Concussion Information Sheet
A concussion is a brain injury and all brain injuries are serious. They are caused by a bump, blow, or jolt to the head, or by a blow to another part of the body with the force transmitted to the head. They can range from mild to severe and can disrupt the way the brain normally works. Even though most concussions are mild, all concussions are potentially serious and may result in complications including prolonged brain damage and death if not recognized and managed properly. In other words, even a “ding” or a bump on the head can be serious. You can’t see a concussion and most sports concussions occur without loss of consciousness. Signs and symptoms of concussion may show up right after the injury or can take hours or days to fully appear. If your child reports any symptoms of concussion, or if you notice the symptoms or signs of concussion yourself, seek medical attention right away.
Symptoms may include one or more of the following:
· “Pressure in head”
· Nausea or vomiting
· Neck pain
· Balance problems or dizziness
· Blurred, double, or fuzzy vision
· Sensitivity to light or noise
· Feeling sluggish or slowed down
· Feeling foggy or groggy
· Change in sleep patterns
· “Don’t feel right”
· Fatigue or low energy
· Nervousness or anxiety
· More emotional
· Concentration or memory problems (forgetting game plays)
· Repeating the same question/comment
Signs observed by teammates, parents and coaches include:
· Appears dazed
· Vacant facial expression
· Confused about assignment
· Forgets plays
· Is unsure of game, score, or opponent
· Moves clumsily or displays in coordination
· Answers questions slowly
· Slurred speech
· Shows behavior or personality changes
· Can’t recall events prior to hit
· Can’t recall events after hit
· Seizures or convulsions
· Any change in typical behavior or personality
· Loses consciousness
What can happen if my child keeps on playing with a concussion or returns to soon?
Athletes with the signs and symptoms of concussion should be removed from play immediately. Continuing to play with the signs and symptoms of a concussion leaves the young athlete especially vulnerable to greater injury. There is an increased risk of significant damage from a concussion for a period of time after that concussion occurs, particularly if the athlete suffers another concussion before completely recovering from the first one. This can lead to prolonged recovery, or even to severe brain swelling (second impact syndrome) with devastating and even fatal consequences. It is well known that adolescent or teenage athlete will often under report symptoms of injuries. And concussions are no different. As a result, education of administrators, coaches, parents and students is the key for student-athlete’s safety.
If you think your child has suffered a concussion
Any athlete even suspected of suffering a concussion should be removed from the game or practice immediately. No athlete may return to activity after an apparent head injury or concussion, regardless of how mild it seems or how quickly symptoms clear, without medical clearance. Close observation of the athlete should continue for several hours. The new “Zackery Lystedt Law” in Washington now requires the consistent and uniform implementation of long and well-established return to play concussion guidelines that have been recommended for several years:
“a youth athlete who is suspected of sustaining a concussion or head injury in a practice or game shall be removed from competition at that time”
“…may not return to play until the athlete is evaluated by a licensed heath care provider trained in the evaluation and management of concussion and received written clearance to return to play from that health care provider”.
You should also inform your child’s coach if you think that your child may have a concussion Remember its better to miss one game than miss the whole season. And when in doubt, the athlete sits out.

____

What to do = Reproduce word for word the portion of the concussion information sheet from "Athletes with the" down to "for student-athlete’s safety.".

____

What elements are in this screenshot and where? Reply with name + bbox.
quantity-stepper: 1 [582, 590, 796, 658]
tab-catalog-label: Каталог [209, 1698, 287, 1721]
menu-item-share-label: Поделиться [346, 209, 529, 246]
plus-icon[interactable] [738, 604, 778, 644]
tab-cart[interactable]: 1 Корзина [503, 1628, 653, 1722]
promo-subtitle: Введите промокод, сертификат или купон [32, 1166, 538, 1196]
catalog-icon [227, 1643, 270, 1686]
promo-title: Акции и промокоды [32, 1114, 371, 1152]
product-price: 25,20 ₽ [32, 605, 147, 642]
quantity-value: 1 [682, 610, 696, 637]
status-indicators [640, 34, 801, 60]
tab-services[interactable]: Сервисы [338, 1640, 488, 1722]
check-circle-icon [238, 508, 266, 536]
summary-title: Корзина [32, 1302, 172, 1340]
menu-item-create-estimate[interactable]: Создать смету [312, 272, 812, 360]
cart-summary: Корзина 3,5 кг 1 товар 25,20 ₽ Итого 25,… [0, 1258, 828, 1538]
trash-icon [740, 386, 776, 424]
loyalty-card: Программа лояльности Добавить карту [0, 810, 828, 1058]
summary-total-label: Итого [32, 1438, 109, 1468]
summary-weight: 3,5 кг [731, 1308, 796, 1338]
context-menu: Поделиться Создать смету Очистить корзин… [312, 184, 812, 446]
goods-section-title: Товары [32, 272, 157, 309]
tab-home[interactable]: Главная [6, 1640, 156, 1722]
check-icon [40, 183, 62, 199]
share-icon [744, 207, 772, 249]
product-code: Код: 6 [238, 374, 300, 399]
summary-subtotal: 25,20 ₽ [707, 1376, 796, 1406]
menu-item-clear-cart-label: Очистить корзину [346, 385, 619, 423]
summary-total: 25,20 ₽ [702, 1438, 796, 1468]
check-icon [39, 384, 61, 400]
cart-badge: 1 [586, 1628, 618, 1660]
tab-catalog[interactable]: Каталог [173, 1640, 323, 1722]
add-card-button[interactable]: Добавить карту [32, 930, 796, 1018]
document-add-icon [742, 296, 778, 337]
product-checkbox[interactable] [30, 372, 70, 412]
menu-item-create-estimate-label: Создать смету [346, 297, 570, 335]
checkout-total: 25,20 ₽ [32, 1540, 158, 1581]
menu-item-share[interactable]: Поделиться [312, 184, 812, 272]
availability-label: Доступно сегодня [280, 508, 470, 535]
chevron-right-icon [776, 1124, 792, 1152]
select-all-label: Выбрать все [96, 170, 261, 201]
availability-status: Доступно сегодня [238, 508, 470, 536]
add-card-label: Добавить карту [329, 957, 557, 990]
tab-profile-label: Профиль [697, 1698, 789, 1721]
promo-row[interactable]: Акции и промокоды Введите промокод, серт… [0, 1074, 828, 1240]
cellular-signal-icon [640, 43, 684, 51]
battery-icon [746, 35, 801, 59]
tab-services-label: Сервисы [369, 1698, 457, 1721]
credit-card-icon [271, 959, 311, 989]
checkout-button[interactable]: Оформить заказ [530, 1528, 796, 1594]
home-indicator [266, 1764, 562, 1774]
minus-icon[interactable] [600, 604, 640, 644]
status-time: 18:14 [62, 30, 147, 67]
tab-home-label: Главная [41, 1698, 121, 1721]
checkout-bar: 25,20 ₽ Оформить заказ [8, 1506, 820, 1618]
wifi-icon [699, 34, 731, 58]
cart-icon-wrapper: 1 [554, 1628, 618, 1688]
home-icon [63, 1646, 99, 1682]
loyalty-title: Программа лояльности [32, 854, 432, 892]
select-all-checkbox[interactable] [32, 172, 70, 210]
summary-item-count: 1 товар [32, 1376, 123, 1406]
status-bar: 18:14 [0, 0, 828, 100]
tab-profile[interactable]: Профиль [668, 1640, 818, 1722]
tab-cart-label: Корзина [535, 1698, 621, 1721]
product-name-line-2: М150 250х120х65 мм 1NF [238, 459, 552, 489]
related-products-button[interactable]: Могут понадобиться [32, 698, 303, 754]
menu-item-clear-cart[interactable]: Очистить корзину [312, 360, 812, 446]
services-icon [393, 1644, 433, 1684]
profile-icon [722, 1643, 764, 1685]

____

Solved exercise =
Athletes with the signs and symptoms of concussion should be removed from play immediately. Continuing to play with the signs and symptoms of a concussion leaves the young athlete especially vulnerable to greater injury. There is an increased risk of significant damage from a concussion for a period of time after that concussion occurs, particularly if the athlete suffers another concussion before completely recovering from the first one. This can lead to prolonged recovery, or even to severe brain swelling (second impact syndrome) with devastating and even fatal consequences. It is well known that adolescent or teenage athlete will often under report symptoms of injuries. And concussions are no different. As a result, education of administrators, coaches, parents and students is the key for student-athlete’s safety.